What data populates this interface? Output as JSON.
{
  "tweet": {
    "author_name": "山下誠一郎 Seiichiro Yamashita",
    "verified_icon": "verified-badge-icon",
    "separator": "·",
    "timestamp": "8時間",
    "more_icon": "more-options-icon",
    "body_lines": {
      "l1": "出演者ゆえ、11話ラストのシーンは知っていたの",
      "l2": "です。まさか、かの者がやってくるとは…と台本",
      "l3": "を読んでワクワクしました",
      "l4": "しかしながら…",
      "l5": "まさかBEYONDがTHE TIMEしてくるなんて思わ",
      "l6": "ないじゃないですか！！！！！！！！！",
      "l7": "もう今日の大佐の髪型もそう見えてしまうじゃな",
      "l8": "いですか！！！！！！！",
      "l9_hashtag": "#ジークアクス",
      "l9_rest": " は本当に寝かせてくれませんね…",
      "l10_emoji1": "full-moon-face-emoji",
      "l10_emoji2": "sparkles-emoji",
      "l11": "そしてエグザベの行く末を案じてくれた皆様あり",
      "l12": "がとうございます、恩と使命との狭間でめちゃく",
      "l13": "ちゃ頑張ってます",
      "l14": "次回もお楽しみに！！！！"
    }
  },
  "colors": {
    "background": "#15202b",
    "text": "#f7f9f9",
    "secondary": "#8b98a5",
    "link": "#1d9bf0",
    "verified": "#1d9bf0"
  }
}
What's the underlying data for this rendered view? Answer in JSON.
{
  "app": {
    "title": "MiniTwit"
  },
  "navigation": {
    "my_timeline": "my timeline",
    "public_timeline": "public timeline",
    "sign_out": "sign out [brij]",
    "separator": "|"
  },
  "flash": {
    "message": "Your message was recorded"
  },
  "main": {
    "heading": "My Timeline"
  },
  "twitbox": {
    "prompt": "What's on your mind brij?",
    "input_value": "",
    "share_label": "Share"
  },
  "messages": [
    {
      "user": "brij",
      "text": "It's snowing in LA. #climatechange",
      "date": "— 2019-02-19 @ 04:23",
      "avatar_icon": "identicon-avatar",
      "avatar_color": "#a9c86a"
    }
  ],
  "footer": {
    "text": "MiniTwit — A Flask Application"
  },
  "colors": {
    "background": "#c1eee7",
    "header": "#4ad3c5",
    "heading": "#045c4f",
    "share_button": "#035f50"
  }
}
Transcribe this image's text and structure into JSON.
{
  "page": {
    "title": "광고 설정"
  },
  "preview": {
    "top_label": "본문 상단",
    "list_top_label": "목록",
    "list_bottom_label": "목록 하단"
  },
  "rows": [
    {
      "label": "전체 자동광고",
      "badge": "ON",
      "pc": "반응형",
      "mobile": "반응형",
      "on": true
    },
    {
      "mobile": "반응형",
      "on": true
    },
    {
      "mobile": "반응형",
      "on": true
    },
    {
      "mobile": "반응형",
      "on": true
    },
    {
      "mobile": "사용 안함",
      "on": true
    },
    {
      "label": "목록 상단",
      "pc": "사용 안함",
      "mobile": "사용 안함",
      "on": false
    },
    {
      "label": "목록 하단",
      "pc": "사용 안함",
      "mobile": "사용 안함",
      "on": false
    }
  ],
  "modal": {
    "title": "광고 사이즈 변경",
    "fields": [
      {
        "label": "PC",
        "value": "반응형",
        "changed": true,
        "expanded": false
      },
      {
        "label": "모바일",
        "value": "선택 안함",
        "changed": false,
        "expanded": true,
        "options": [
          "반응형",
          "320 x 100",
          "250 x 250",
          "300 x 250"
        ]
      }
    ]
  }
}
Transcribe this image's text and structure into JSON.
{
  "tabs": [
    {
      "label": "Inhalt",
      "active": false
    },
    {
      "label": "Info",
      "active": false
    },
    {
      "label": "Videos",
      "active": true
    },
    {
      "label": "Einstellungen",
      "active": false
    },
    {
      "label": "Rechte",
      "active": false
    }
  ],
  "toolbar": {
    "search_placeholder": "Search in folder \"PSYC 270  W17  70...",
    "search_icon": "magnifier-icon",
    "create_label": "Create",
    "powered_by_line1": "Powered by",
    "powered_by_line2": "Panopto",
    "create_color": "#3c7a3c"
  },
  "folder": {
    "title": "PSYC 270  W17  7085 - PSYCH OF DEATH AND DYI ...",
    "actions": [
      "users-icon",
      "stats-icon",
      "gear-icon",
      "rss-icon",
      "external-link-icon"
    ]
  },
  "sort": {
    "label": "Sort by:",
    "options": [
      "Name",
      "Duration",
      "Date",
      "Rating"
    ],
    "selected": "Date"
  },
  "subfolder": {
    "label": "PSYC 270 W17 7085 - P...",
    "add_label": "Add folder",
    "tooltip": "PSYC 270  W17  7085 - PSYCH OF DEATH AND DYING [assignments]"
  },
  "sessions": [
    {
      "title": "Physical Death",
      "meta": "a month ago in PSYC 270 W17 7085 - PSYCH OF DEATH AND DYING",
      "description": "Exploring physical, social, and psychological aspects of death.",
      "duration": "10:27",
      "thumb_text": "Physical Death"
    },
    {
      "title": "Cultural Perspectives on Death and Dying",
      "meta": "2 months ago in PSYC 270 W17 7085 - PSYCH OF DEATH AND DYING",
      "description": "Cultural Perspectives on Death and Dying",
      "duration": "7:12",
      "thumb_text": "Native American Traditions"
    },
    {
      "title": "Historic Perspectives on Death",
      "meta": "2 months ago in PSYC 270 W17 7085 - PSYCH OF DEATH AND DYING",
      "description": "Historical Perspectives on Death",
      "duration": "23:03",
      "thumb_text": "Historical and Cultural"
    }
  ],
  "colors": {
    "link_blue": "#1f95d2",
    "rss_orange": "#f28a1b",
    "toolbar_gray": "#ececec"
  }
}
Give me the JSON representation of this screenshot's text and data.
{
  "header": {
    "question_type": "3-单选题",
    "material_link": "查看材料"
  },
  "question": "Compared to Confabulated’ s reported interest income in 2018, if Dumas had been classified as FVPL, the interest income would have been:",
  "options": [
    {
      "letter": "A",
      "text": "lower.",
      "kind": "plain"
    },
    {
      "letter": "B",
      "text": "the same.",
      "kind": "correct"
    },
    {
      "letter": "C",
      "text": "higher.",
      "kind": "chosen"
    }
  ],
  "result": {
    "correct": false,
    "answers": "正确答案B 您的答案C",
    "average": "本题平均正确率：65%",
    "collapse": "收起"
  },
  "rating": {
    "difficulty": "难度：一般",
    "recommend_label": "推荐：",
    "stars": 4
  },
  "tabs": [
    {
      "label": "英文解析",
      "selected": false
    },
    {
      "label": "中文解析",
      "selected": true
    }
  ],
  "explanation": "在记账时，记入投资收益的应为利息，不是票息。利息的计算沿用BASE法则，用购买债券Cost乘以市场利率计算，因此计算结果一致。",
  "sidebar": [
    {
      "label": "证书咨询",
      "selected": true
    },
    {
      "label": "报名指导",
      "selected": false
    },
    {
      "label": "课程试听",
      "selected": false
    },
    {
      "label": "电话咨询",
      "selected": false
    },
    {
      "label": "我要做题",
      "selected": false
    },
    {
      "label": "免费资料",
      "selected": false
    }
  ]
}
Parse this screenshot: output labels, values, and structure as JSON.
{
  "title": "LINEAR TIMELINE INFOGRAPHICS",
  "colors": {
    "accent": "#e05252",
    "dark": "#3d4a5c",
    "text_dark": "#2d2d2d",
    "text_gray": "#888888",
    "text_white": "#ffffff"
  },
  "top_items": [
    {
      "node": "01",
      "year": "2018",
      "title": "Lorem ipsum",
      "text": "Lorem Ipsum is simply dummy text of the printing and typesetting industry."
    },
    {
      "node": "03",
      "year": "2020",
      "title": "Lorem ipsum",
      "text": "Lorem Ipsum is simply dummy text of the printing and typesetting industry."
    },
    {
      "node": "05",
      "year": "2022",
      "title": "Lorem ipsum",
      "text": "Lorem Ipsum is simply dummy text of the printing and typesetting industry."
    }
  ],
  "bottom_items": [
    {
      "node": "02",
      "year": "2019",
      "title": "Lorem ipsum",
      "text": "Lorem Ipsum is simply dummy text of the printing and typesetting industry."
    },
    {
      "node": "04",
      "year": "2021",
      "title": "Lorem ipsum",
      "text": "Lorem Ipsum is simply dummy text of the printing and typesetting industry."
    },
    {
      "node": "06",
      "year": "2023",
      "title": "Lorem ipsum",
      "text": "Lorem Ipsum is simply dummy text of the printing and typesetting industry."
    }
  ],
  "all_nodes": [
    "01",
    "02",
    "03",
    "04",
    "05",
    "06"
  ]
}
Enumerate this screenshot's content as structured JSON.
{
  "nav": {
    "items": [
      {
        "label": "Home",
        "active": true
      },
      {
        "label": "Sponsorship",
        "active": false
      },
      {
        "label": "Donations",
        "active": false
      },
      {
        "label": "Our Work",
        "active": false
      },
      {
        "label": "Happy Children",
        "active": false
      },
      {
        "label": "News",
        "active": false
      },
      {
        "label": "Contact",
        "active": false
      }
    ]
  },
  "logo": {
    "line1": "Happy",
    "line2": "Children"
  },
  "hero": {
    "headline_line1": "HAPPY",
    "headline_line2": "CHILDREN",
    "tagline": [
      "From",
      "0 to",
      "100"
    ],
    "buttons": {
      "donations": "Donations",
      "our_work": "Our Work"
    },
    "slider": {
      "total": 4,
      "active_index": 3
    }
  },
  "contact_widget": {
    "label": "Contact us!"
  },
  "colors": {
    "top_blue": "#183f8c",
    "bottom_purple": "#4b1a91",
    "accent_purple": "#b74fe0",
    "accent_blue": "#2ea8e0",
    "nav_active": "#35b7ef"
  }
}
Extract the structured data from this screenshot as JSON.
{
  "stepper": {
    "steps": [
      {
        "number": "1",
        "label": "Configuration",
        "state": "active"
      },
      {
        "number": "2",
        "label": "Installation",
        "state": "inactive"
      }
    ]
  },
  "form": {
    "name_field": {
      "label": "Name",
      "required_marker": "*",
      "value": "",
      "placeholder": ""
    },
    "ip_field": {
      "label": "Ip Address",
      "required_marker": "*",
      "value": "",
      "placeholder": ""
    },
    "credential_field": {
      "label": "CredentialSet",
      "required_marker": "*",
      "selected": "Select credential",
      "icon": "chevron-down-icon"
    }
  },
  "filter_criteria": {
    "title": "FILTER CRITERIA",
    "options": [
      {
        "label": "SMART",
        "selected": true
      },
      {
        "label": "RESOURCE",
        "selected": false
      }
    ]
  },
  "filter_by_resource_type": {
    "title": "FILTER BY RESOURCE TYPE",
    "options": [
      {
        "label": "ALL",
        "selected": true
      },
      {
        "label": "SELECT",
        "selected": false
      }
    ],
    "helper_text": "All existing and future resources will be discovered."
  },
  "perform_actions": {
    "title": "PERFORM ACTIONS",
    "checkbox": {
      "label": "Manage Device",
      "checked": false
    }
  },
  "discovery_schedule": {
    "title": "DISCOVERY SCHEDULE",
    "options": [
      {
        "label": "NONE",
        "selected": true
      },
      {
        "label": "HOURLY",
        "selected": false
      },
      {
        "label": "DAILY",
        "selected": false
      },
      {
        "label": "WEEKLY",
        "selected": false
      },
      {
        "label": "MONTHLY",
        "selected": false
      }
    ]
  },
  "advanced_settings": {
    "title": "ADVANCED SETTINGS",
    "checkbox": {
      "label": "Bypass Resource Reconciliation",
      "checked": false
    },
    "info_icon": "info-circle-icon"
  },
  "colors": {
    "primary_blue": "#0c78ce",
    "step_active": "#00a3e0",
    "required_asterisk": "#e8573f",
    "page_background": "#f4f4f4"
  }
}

++++

Aim: Tally the lines above containing "description". Answer with the count only.

Output for this task: 3